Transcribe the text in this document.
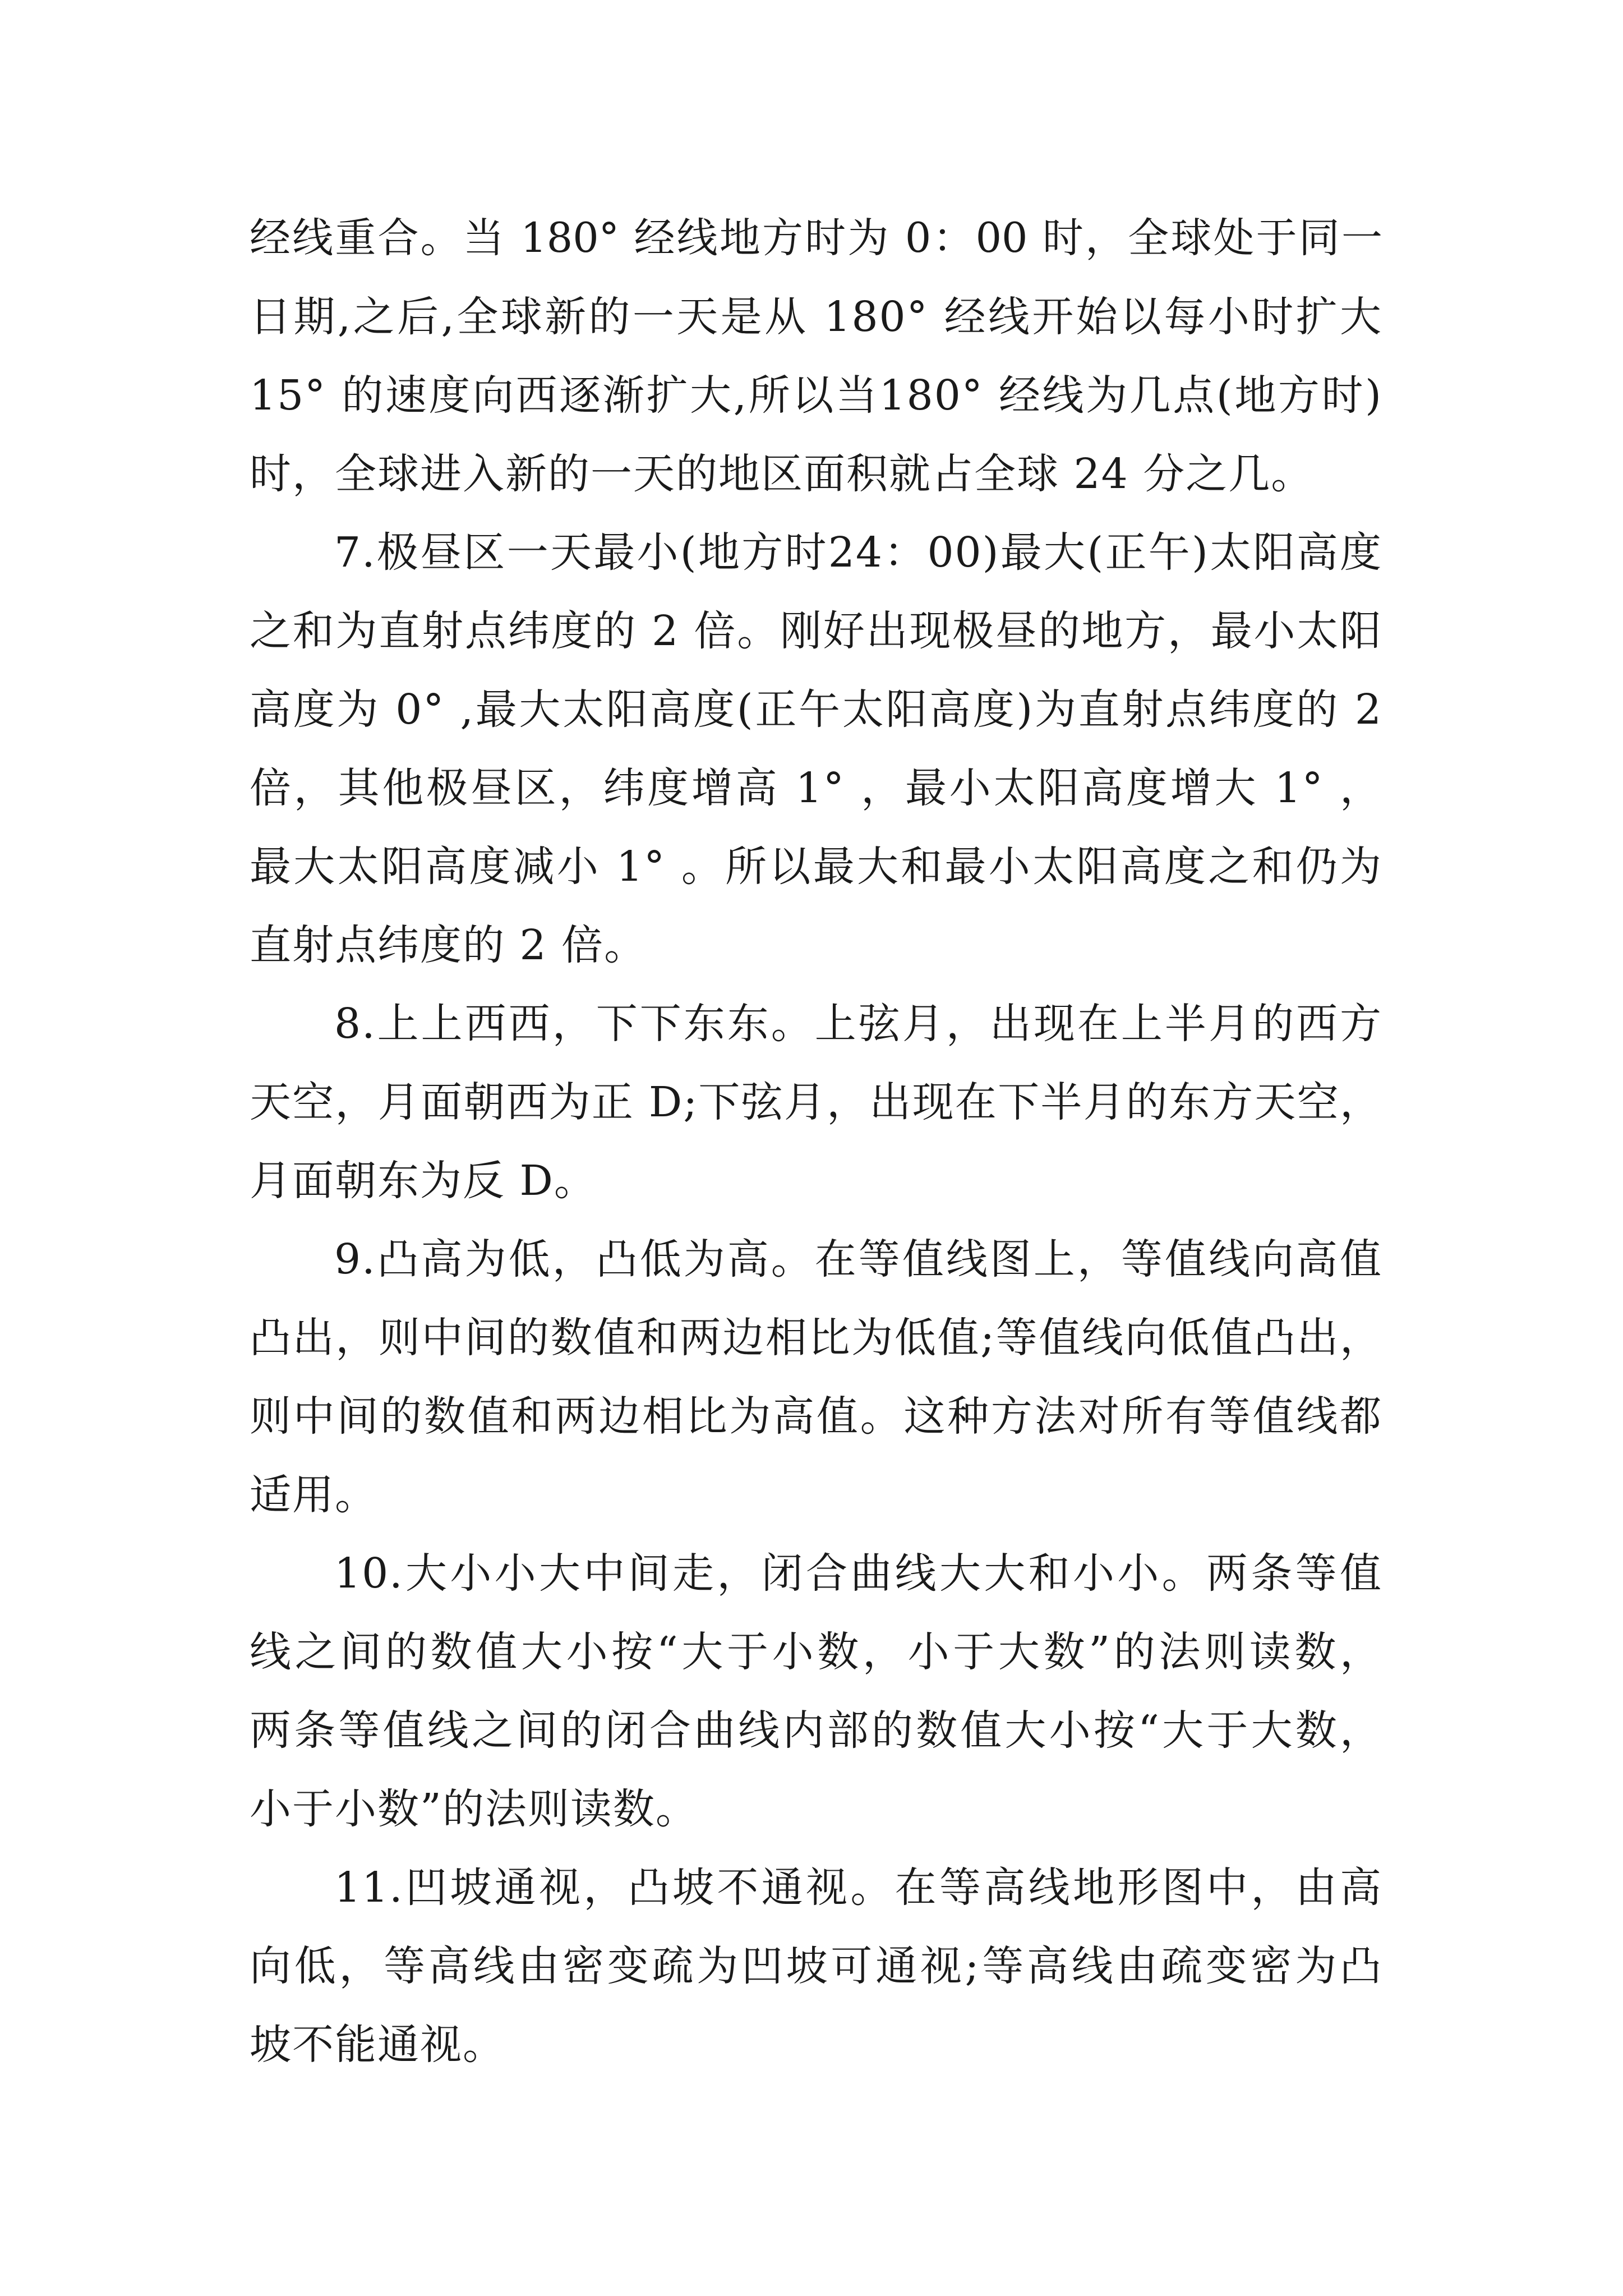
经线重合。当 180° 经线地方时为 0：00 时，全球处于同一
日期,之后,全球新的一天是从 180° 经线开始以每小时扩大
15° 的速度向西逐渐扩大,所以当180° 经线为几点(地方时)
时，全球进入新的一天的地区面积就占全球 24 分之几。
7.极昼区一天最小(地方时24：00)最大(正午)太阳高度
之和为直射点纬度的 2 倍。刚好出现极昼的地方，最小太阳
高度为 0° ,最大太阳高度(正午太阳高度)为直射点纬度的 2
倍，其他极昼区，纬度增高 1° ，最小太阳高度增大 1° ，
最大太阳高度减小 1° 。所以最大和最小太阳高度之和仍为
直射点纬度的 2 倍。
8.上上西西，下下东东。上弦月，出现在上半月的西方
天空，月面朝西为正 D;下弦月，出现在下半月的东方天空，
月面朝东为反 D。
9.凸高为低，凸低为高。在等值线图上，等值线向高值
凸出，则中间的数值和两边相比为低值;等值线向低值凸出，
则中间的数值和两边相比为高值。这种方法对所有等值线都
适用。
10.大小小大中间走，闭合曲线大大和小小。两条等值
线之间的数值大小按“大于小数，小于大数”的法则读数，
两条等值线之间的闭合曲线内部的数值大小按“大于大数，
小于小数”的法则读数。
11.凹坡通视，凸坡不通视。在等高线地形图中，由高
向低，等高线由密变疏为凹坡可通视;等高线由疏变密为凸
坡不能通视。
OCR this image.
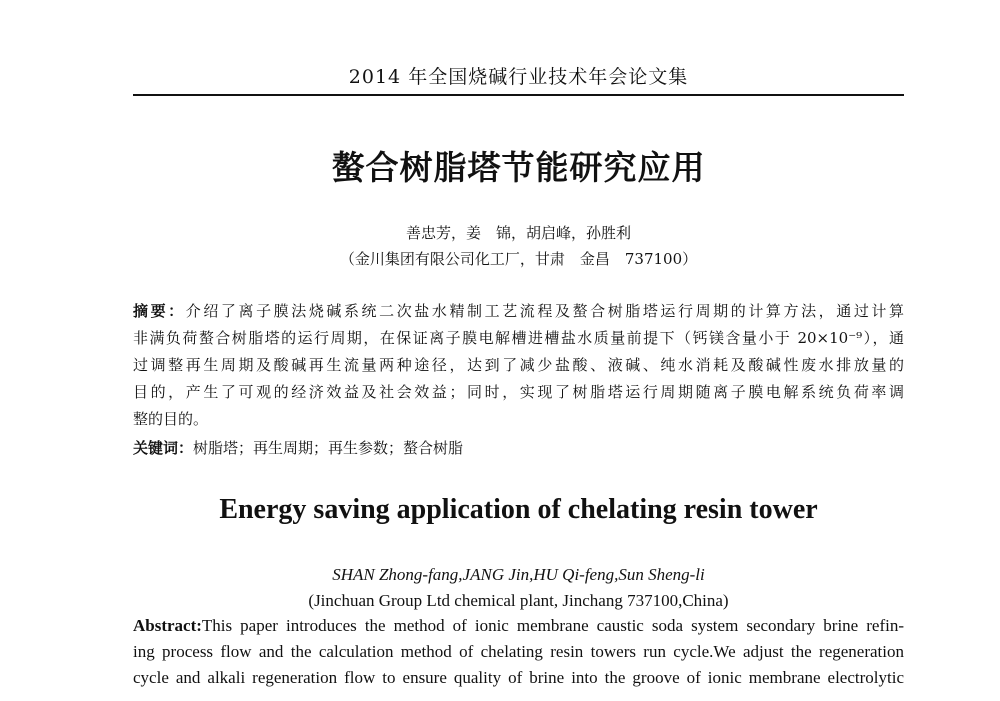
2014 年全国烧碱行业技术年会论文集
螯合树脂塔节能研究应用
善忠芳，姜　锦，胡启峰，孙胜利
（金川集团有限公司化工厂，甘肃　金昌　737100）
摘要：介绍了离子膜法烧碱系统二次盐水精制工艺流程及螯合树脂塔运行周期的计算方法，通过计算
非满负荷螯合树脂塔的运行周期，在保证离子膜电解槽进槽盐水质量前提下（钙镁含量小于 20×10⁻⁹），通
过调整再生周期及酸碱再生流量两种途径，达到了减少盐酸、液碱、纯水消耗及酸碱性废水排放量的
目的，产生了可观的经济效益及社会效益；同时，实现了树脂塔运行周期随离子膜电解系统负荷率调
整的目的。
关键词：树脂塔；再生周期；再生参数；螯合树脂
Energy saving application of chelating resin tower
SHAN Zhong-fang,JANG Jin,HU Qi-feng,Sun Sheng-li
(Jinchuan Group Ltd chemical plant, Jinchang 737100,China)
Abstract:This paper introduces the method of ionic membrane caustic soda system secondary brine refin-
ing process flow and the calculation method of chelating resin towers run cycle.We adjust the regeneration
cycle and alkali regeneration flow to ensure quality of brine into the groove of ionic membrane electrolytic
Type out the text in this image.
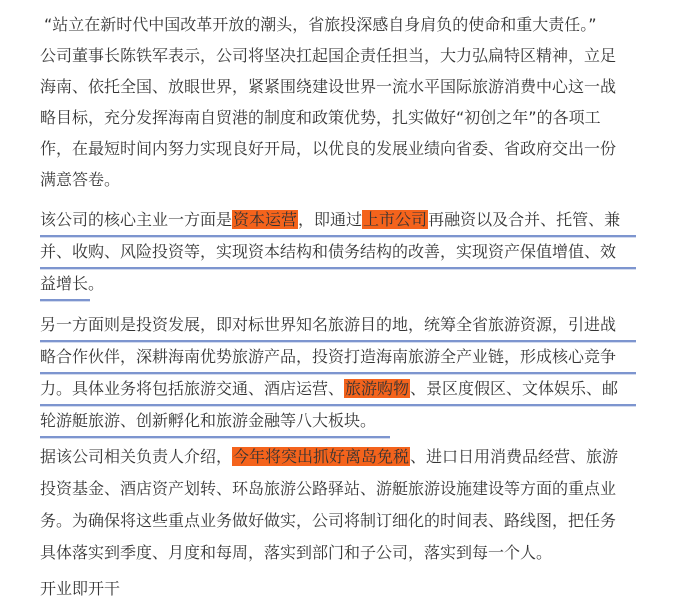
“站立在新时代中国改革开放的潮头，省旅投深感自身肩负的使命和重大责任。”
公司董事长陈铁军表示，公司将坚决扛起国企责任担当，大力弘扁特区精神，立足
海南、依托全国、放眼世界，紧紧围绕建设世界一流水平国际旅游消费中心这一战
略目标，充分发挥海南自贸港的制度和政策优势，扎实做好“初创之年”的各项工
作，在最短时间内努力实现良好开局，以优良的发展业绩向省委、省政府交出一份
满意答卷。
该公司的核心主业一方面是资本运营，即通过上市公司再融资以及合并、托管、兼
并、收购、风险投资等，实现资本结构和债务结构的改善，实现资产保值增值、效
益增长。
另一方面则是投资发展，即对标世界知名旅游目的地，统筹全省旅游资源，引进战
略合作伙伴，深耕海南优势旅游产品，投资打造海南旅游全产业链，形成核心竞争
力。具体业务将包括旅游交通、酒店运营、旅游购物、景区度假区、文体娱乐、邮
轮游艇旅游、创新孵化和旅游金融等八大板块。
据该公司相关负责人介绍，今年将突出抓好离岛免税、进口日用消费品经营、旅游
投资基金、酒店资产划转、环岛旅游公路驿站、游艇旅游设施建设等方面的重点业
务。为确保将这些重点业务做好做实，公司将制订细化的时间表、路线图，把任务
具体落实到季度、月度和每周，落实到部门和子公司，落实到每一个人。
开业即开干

# Job:
Copy each line containing the word "ionic" from the data.

# Solution to the exercise:
Abstract:This paper introduces the method of ionic membrane caustic soda system secondary brine refin-
cycle and alkali regeneration flow to ensure quality of brine into the groove of ionic membrane electrolytic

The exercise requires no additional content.